• **INFORMATION PROVIDED**:
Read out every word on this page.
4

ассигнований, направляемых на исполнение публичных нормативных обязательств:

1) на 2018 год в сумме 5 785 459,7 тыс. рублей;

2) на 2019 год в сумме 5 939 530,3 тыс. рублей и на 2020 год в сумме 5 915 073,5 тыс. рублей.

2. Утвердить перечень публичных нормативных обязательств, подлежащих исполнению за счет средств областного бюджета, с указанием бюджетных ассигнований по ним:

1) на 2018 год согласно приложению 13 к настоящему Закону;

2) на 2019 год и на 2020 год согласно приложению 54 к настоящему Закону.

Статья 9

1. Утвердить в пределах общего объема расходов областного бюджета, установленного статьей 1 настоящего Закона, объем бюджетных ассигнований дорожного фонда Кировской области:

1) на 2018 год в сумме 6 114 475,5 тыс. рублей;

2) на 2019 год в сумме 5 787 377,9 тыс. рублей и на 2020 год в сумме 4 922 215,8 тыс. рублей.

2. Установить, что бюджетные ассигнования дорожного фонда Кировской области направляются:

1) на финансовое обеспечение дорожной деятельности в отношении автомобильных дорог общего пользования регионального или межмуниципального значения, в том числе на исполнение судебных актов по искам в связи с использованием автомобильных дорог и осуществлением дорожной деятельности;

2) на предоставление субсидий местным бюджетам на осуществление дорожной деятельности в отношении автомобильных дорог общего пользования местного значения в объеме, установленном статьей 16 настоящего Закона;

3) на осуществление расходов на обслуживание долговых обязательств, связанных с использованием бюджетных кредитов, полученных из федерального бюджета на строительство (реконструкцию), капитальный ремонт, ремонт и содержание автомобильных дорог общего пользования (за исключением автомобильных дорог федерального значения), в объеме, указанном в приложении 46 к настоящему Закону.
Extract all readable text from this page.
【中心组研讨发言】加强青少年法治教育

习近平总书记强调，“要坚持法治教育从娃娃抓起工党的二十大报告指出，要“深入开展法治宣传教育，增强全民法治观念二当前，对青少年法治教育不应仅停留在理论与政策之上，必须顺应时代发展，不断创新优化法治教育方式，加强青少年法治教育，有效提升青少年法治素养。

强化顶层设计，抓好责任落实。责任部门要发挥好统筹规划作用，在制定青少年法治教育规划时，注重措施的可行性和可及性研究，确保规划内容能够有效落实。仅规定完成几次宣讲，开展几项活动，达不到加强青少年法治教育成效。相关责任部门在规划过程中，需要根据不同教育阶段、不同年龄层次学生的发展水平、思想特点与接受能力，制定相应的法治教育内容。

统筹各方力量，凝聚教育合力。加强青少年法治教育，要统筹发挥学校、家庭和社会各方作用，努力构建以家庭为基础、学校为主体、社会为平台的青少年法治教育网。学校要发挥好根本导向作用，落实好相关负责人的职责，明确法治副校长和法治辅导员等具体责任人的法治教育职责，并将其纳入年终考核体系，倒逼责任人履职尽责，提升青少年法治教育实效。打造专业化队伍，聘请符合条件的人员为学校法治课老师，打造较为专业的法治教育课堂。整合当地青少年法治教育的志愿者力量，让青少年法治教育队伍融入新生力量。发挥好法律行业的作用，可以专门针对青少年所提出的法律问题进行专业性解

• **SET PROBLEM**:
Set down each entry again, unchanged.

• **FULL ANSWER**:
Read out every word on this page.
4

ассигнований, направляемых на исполнение публичных нормативных обязательств:

1) на 2018 год в сумме 5 785 459,7 тыс. рублей;

2) на 2019 год в сумме 5 939 530,3 тыс. рублей и на 2020 год в сумме 5 915 073,5 тыс. рублей.

2. Утвердить перечень публичных нормативных обязательств, подлежащих исполнению за счет средств областного бюджета, с указанием бюджетных ассигнований по ним:

1) на 2018 год согласно приложению 13 к настоящему Закону;

2) на 2019 год и на 2020 год согласно приложению 54 к настоящему Закону.

Статья 9

1. Утвердить в пределах общего объема расходов областного бюджета, установленного статьей 1 настоящего Закона, объем бюджетных ассигнований дорожного фонда Кировской области:

1) на 2018 год в сумме 6 114 475,5 тыс. рублей;

2) на 2019 год в сумме 5 787 377,9 тыс. рублей и на 2020 год в сумме 4 922 215,8 тыс. рублей.

2. Установить, что бюджетные ассигнования дорожного фонда Кировской области направляются:

1) на финансовое обеспечение дорожной деятельности в отношении автомобильных дорог общего пользования регионального или межмуниципального значения, в том числе на исполнение судебных актов по искам в связи с использованием автомобильных дорог и осуществлением дорожной деятельности;

2) на предоставление субсидий местным бюджетам на осуществление дорожной деятельности в отношении автомобильных дорог общего пользования местного значения в объеме, установленном статьей 16 настоящего Закона;

3) на осуществление расходов на обслуживание долговых обязательств, связанных с использованием бюджетных кредитов, полученных из федерального бюджета на строительство (реконструкцию), капитальный ремонт, ремонт и содержание автомобильных дорог общего пользования (за исключением автомобильных дорог федерального значения), в объеме, указанном в приложении 46 к настоящему Закону.
Extract all readable text from this page.
【中心组研讨发言】加强青少年法治教育

习近平总书记强调，“要坚持法治教育从娃娃抓起工党的二十大报告指出，要“深入开展法治宣传教育，增强全民法治观念二当前，对青少年法治教育不应仅停留在理论与政策之上，必须顺应时代发展，不断创新优化法治教育方式，加强青少年法治教育，有效提升青少年法治素养。

强化顶层设计，抓好责任落实。责任部门要发挥好统筹规划作用，在制定青少年法治教育规划时，注重措施的可行性和可及性研究，确保规划内容能够有效落实。仅规定完成几次宣讲，开展几项活动，达不到加强青少年法治教育成效。相关责任部门在规划过程中，需要根据不同教育阶段、不同年龄层次学生的发展水平、思想特点与接受能力，制定相应的法治教育内容。

统筹各方力量，凝聚教育合力。加强青少年法治教育，要统筹发挥学校、家庭和社会各方作用，努力构建以家庭为基础、学校为主体、社会为平台的青少年法治教育网。学校要发挥好根本导向作用，落实好相关负责人的职责，明确法治副校长和法治辅导员等具体责任人的法治教育职责，并将其纳入年终考核体系，倒逼责任人履职尽责，提升青少年法治教育实效。打造专业化队伍，聘请符合条件的人员为学校法治课老师，打造较为专业的法治教育课堂。整合当地青少年法治教育的志愿者力量，让青少年法治教育队伍融入新生力量。发挥好法律行业的作用，可以专门针对青少年所提出的法律问题进行专业性解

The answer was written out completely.